**What the exercise asks**
Set down the records once more, please, exactly and with the pictures left out.

**Records supplied**

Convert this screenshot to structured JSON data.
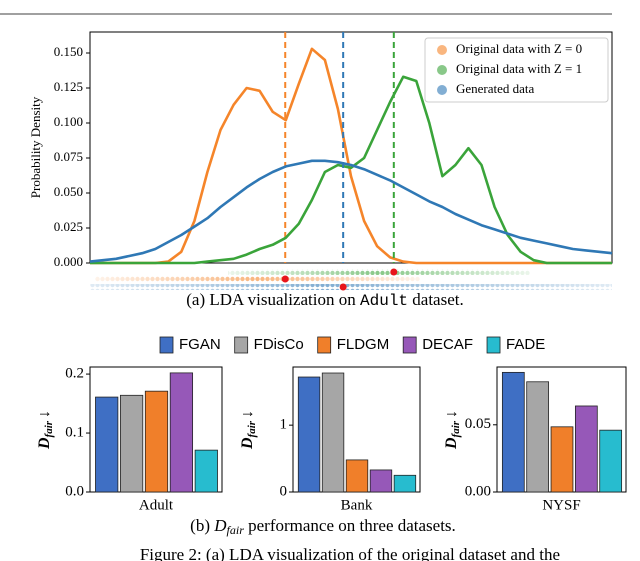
{
  "figure_caption": "Figure 2:  (a) LDA visualization of the original dataset and the",
  "bar_legend": {
    "labels": [
      "FGAN",
      "FDisCo",
      "FLDGM",
      "DECAF",
      "FADE"
    ],
    "colors": [
      "#3f6fc4",
      "#a6a6a6",
      "#f07f2a",
      "#9658b8",
      "#27bccf"
    ]
  },
  "chart_data": [
    {
      "type": "line",
      "caption": [
        "(a) LDA visualization on ",
        "Adult",
        " dataset."
      ],
      "ylabel": "Probability Density",
      "xlim": [
        0,
        100
      ],
      "ylim": [
        0,
        0.165
      ],
      "yticks": [
        {
          "value": 0,
          "label": "0.000"
        },
        {
          "value": 0.025,
          "label": "0.025"
        },
        {
          "value": 0.05,
          "label": "0.050"
        },
        {
          "value": 0.075,
          "label": "0.075"
        },
        {
          "value": 0.1,
          "label": "0.100"
        },
        {
          "value": 0.125,
          "label": "0.125"
        },
        {
          "value": 0.15,
          "label": "0.150"
        }
      ],
      "x": [
        0,
        2.5,
        5,
        7.5,
        10,
        12.5,
        15,
        17.5,
        20,
        22.5,
        25,
        27.5,
        30,
        32.5,
        35,
        37.5,
        40,
        42.5,
        45,
        47.5,
        50,
        52.5,
        55,
        57.5,
        60,
        62.5,
        65,
        67.5,
        70,
        72.5,
        75,
        77.5,
        80,
        82.5,
        85,
        87.5,
        90,
        92.5,
        95,
        97.5,
        100
      ],
      "series": [
        {
          "name": "Original data with Z = 0",
          "color": "#f5852a",
          "mean": 37.4,
          "values": [
            0,
            0,
            0,
            0,
            0,
            0,
            0.001,
            0.008,
            0.03,
            0.065,
            0.095,
            0.113,
            0.125,
            0.123,
            0.108,
            0.102,
            0.128,
            0.153,
            0.145,
            0.11,
            0.062,
            0.03,
            0.012,
            0.004,
            0.001,
            0,
            0,
            0,
            0,
            0,
            0,
            0,
            0,
            0,
            0,
            0,
            0,
            0,
            0,
            0,
            0
          ]
        },
        {
          "name": "Original data with Z = 1",
          "color": "#3aa43a",
          "mean": 58.2,
          "values": [
            0,
            0,
            0,
            0,
            0,
            0,
            0,
            0,
            0,
            0.001,
            0.002,
            0.003,
            0.006,
            0.01,
            0.013,
            0.018,
            0.028,
            0.045,
            0.065,
            0.07,
            0.068,
            0.075,
            0.095,
            0.115,
            0.133,
            0.13,
            0.1,
            0.062,
            0.07,
            0.082,
            0.07,
            0.04,
            0.02,
            0.008,
            0.002,
            0,
            0,
            0,
            0,
            0,
            0
          ]
        },
        {
          "name": "Generated data",
          "color": "#2f78b5",
          "mean": 48.5,
          "values": [
            0.001,
            0.002,
            0.003,
            0.005,
            0.007,
            0.01,
            0.015,
            0.02,
            0.026,
            0.032,
            0.04,
            0.047,
            0.054,
            0.06,
            0.065,
            0.069,
            0.071,
            0.073,
            0.073,
            0.072,
            0.07,
            0.067,
            0.063,
            0.059,
            0.054,
            0.049,
            0.044,
            0.04,
            0.035,
            0.031,
            0.027,
            0.024,
            0.021,
            0.018,
            0.016,
            0.014,
            0.012,
            0.01,
            0.009,
            0.008,
            0.007
          ]
        }
      ],
      "legend": "upper right"
    },
    {
      "type": "bar",
      "xlabel": "Adult",
      "ylabel": [
        "D",
        "fair",
        "↓"
      ],
      "values": [
        0.161,
        0.164,
        0.171,
        0.202,
        0.071
      ],
      "ylim": [
        0,
        0.212
      ],
      "yticks": [
        {
          "value": 0,
          "label": "0.0"
        },
        0.1,
        0.2
      ]
    },
    {
      "type": "bar",
      "xlabel": "Bank",
      "ylabel": [
        "D",
        "fair",
        "↓"
      ],
      "values": [
        1.72,
        1.78,
        0.48,
        0.33,
        0.25
      ],
      "ylim": [
        0,
        1.87
      ],
      "yticks": [
        0,
        1
      ]
    },
    {
      "type": "bar",
      "xlabel": "NYSF",
      "ylabel": [
        "D",
        "fair",
        "↓"
      ],
      "caption": [
        "(b) ",
        "D",
        "fair",
        " performance on three datasets."
      ],
      "values": [
        0.089,
        0.082,
        0.0485,
        0.064,
        0.046
      ],
      "ylim": [
        0,
        0.093
      ],
      "yticks": [
        {
          "value": 0,
          "label": "0.00"
        },
        0.05
      ]
    }
  ]
}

**Reply**
Convert this screenshot to structured JSON data.
{
  "figure_caption": "Figure 2:  (a) LDA visualization of the original dataset and the",
  "bar_legend": {
    "labels": [
      "FGAN",
      "FDisCo",
      "FLDGM",
      "DECAF",
      "FADE"
    ],
    "colors": [
      "#3f6fc4",
      "#a6a6a6",
      "#f07f2a",
      "#9658b8",
      "#27bccf"
    ]
  },
  "chart_data": [
    {
      "type": "line",
      "caption": [
        "(a) LDA visualization on ",
        "Adult",
        " dataset."
      ],
      "ylabel": "Probability Density",
      "xlim": [
        0,
        100
      ],
      "ylim": [
        0,
        0.165
      ],
      "yticks": [
        {
          "value": 0,
          "label": "0.000"
        },
        {
          "value": 0.025,
          "label": "0.025"
        },
        {
          "value": 0.05,
          "label": "0.050"
        },
        {
          "value": 0.075,
          "label": "0.075"
        },
        {
          "value": 0.1,
          "label": "0.100"
        },
        {
          "value": 0.125,
          "label": "0.125"
        },
        {
          "value": 0.15,
          "label": "0.150"
        }
      ],
      "x": [
        0,
        2.5,
        5,
        7.5,
        10,
        12.5,
        15,
        17.5,
        20,
        22.5,
        25,
        27.5,
        30,
        32.5,
        35,
        37.5,
        40,
        42.5,
        45,
        47.5,
        50,
        52.5,
        55,
        57.5,
        60,
        62.5,
        65,
        67.5,
        70,
        72.5,
        75,
        77.5,
        80,
        82.5,
        85,
        87.5,
        90,
        92.5,
        95,
        97.5,
        100
      ],
      "series": [
        {
          "name": "Original data with Z = 0",
          "color": "#f5852a",
          "mean": 37.4,
          "values": [
            0,
            0,
            0,
            0,
            0,
            0,
            0.001,
            0.008,
            0.03,
            0.065,
            0.095,
            0.113,
            0.125,
            0.123,
            0.108,
            0.102,
            0.128,
            0.153,
            0.145,
            0.11,
            0.062,
            0.03,
            0.012,
            0.004,
            0.001,
            0,
            0,
            0,
            0,
            0,
            0,
            0,
            0,
            0,
            0,
            0,
            0,
            0,
            0,
            0,
            0
          ]
        },
        {
          "name": "Original data with Z = 1",
          "color": "#3aa43a",
          "mean": 58.2,
          "values": [
            0,
            0,
            0,
            0,
            0,
            0,
            0,
            0,
            0,
            0.001,
            0.002,
            0.003,
            0.006,
            0.01,
            0.013,
            0.018,
            0.028,
            0.045,
            0.065,
            0.07,
            0.068,
            0.075,
            0.095,
            0.115,
            0.133,
            0.13,
            0.1,
            0.062,
            0.07,
            0.082,
            0.07,
            0.04,
            0.02,
            0.008,
            0.002,
            0,
            0,
            0,
            0,
            0,
            0
          ]
        },
        {
          "name": "Generated data",
          "color": "#2f78b5",
          "mean": 48.5,
          "values": [
            0.001,
            0.002,
            0.003,
            0.005,
            0.007,
            0.01,
            0.015,
            0.02,
            0.026,
            0.032,
            0.04,
            0.047,
            0.054,
            0.06,
            0.065,
            0.069,
            0.071,
            0.073,
            0.073,
            0.072,
            0.07,
            0.067,
            0.063,
            0.059,
            0.054,
            0.049,
            0.044,
            0.04,
            0.035,
            0.031,
            0.027,
            0.024,
            0.021,
            0.018,
            0.016,
            0.014,
            0.012,
            0.01,
            0.009,
            0.008,
            0.007
          ]
        }
      ],
      "legend": "upper right"
    },
    {
      "type": "bar",
      "xlabel": "Adult",
      "ylabel": [
        "D",
        "fair",
        "↓"
      ],
      "values": [
        0.161,
        0.164,
        0.171,
        0.202,
        0.071
      ],
      "ylim": [
        0,
        0.212
      ],
      "yticks": [
        {
          "value": 0,
          "label": "0.0"
        },
        0.1,
        0.2
      ]
    },
    {
      "type": "bar",
      "xlabel": "Bank",
      "ylabel": [
        "D",
        "fair",
        "↓"
      ],
      "values": [
        1.72,
        1.78,
        0.48,
        0.33,
        0.25
      ],
      "ylim": [
        0,
        1.87
      ],
      "yticks": [
        0,
        1
      ]
    },
    {
      "type": "bar",
      "xlabel": "NYSF",
      "ylabel": [
        "D",
        "fair",
        "↓"
      ],
      "caption": [
        "(b) ",
        "D",
        "fair",
        " performance on three datasets."
      ],
      "values": [
        0.089,
        0.082,
        0.0485,
        0.064,
        0.046
      ],
      "ylim": [
        0,
        0.093
      ],
      "yticks": [
        {
          "value": 0,
          "label": "0.00"
        },
        0.05
      ]
    }
  ]
}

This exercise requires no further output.